• [What is expected]: Return the whole listing exactly as it stands.

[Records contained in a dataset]
::::

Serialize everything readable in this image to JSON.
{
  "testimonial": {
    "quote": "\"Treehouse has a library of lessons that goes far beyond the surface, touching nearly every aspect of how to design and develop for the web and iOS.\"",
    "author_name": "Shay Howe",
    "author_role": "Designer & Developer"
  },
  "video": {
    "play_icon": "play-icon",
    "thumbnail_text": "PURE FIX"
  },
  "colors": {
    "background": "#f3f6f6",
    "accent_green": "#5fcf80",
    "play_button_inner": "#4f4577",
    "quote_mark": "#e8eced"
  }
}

::::

• [Response to the exercise]:
Serialize everything readable in this image to JSON.
{
  "testimonial": {
    "quote": "\"Treehouse has a library of lessons that goes far beyond the surface, touching nearly every aspect of how to design and develop for the web and iOS.\"",
    "author_name": "Shay Howe",
    "author_role": "Designer & Developer"
  },
  "video": {
    "play_icon": "play-icon",
    "thumbnail_text": "PURE FIX"
  },
  "colors": {
    "background": "#f3f6f6",
    "accent_green": "#5fcf80",
    "play_button_inner": "#4f4577",
    "quote_mark": "#e8eced"
  }
}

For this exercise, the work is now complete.